**Records shown**
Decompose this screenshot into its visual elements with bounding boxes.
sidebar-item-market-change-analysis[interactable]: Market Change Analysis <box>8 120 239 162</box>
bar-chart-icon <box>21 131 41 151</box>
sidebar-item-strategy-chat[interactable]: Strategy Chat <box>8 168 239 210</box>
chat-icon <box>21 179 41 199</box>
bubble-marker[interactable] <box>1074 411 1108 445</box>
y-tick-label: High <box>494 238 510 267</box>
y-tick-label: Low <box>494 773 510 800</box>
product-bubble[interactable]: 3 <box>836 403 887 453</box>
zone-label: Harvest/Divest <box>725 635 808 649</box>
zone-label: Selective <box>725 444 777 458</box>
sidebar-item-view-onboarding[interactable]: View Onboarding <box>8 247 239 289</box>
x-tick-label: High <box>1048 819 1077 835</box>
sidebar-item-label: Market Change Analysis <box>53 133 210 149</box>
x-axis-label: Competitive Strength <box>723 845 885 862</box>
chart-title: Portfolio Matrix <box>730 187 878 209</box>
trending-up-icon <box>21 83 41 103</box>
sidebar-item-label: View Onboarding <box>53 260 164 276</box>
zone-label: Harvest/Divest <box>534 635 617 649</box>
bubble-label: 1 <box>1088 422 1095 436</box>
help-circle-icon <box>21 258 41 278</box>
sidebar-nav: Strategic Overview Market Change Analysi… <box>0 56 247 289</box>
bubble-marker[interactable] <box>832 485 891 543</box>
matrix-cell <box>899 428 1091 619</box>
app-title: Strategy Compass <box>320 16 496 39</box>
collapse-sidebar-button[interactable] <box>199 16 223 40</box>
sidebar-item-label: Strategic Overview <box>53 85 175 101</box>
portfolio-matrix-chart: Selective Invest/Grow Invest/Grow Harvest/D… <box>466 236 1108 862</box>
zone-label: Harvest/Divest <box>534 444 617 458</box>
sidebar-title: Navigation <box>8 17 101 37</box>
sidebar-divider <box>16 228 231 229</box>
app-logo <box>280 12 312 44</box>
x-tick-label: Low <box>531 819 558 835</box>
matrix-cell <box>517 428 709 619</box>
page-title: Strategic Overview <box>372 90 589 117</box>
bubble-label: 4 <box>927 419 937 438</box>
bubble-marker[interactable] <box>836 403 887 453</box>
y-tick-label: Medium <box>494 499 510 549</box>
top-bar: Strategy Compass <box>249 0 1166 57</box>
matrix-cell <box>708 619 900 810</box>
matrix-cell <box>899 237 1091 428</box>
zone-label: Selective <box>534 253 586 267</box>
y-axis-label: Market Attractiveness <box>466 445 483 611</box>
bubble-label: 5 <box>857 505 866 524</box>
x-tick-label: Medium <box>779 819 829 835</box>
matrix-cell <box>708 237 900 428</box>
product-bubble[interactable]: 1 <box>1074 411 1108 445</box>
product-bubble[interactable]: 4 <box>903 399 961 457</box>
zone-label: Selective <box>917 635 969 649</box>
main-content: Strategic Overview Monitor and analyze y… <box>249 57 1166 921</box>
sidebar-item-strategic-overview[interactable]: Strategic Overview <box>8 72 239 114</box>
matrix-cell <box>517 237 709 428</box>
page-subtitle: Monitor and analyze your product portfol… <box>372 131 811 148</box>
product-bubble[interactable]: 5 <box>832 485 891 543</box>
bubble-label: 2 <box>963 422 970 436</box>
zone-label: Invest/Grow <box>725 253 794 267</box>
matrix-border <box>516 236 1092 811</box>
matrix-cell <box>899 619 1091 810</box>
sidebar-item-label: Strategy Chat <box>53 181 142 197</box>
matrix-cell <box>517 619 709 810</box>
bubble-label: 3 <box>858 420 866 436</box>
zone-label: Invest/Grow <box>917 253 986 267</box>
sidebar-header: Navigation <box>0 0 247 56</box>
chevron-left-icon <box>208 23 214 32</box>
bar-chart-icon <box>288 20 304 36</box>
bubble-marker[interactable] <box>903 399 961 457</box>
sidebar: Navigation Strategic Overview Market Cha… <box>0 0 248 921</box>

**Task details**
Copy out the rows above word for word, from the first row through the line containing "bubble-label: 1 <box>1088 422 1095 436</box>", with both ends included.

**Answer to the exercise**
Decompose this screenshot into its visual elements with bounding boxes.
sidebar-item-market-change-analysis[interactable]: Market Change Analysis <box>8 120 239 162</box>
bar-chart-icon <box>21 131 41 151</box>
sidebar-item-strategy-chat[interactable]: Strategy Chat <box>8 168 239 210</box>
chat-icon <box>21 179 41 199</box>
bubble-marker[interactable] <box>1074 411 1108 445</box>
y-tick-label: High <box>494 238 510 267</box>
y-tick-label: Low <box>494 773 510 800</box>
product-bubble[interactable]: 3 <box>836 403 887 453</box>
zone-label: Harvest/Divest <box>725 635 808 649</box>
zone-label: Selective <box>725 444 777 458</box>
sidebar-item-view-onboarding[interactable]: View Onboarding <box>8 247 239 289</box>
x-tick-label: High <box>1048 819 1077 835</box>
sidebar-item-label: Market Change Analysis <box>53 133 210 149</box>
x-axis-label: Competitive Strength <box>723 845 885 862</box>
chart-title: Portfolio Matrix <box>730 187 878 209</box>
trending-up-icon <box>21 83 41 103</box>
sidebar-item-label: View Onboarding <box>53 260 164 276</box>
zone-label: Harvest/Divest <box>534 635 617 649</box>
bubble-label: 1 <box>1088 422 1095 436</box>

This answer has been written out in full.